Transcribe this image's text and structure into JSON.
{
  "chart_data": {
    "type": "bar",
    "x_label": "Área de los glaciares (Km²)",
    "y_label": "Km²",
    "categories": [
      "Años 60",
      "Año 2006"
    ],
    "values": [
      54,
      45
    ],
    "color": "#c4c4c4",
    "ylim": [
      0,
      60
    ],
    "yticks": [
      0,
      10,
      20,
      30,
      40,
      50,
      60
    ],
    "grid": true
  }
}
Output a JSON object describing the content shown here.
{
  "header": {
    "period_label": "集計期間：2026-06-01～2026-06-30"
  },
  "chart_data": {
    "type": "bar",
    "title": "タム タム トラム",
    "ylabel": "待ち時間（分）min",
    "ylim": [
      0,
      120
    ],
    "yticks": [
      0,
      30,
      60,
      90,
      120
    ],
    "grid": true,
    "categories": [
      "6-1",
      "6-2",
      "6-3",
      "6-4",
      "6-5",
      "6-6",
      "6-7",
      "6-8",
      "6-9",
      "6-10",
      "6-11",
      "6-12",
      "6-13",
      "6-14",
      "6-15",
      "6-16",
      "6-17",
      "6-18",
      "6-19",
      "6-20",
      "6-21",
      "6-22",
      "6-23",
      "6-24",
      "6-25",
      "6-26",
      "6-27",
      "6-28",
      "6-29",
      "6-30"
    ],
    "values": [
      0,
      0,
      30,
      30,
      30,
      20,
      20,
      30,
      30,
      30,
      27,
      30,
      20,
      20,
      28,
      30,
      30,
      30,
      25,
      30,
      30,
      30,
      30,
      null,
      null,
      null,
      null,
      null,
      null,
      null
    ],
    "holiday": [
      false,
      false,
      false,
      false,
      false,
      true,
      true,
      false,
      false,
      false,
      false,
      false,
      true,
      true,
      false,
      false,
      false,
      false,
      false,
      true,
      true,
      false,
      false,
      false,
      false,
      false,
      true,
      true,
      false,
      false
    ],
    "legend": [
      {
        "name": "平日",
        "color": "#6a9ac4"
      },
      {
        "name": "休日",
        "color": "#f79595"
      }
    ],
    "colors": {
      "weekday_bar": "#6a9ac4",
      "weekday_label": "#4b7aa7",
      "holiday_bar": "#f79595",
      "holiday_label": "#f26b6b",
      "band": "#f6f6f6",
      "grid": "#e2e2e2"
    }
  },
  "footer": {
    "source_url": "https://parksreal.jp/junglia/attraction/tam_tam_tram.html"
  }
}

[Stated exercise] Starting with the line that contains "Output a JSON", return each line through the last one of the data above, exactly as written and nothing more.

[Right answer]
Output a JSON object describing the content shown here.
{
  "header": {
    "period_label": "集計期間：2026-06-01～2026-06-30"
  },
  "chart_data": {
    "type": "bar",
    "title": "タム タム トラム",
    "ylabel": "待ち時間（分）min",
    "ylim": [
      0,
      120
    ],
    "yticks": [
      0,
      30,
      60,
      90,
      120
    ],
    "grid": true,
    "categories": [
      "6-1",
      "6-2",
      "6-3",
      "6-4",
      "6-5",
      "6-6",
      "6-7",
      "6-8",
      "6-9",
      "6-10",
      "6-11",
      "6-12",
      "6-13",
      "6-14",
      "6-15",
      "6-16",
      "6-17",
      "6-18",
      "6-19",
      "6-20",
      "6-21",
      "6-22",
      "6-23",
      "6-24",
      "6-25",
      "6-26",
      "6-27",
      "6-28",
      "6-29",
      "6-30"
    ],
    "values": [
      0,
      0,
      30,
      30,
      30,
      20,
      20,
      30,
      30,
      30,
      27,
      30,
      20,
      20,
      28,
      30,
      30,
      30,
      25,
      30,
      30,
      30,
      30,
      null,
      null,
      null,
      null,
      null,
      null,
      null
    ],
    "holiday": [
      false,
      false,
      false,
      false,
      false,
      true,
      true,
      false,
      false,
      false,
      false,
      false,
      true,
      true,
      false,
      false,
      false,
      false,
      false,
      true,
      true,
      false,
      false,
      false,
      false,
      false,
      true,
      true,
      false,
      false
    ],
    "legend": [
      {
        "name": "平日",
        "color": "#6a9ac4"
      },
      {
        "name": "休日",
        "color": "#f79595"
      }
    ],
    "colors": {
      "weekday_bar": "#6a9ac4",
      "weekday_label": "#4b7aa7",
      "holiday_bar": "#f79595",
      "holiday_label": "#f26b6b",
      "band": "#f6f6f6",
      "grid": "#e2e2e2"
    }
  },
  "footer": {
    "source_url": "https://parksreal.jp/junglia/attraction/tam_tam_tram.html"
  }
}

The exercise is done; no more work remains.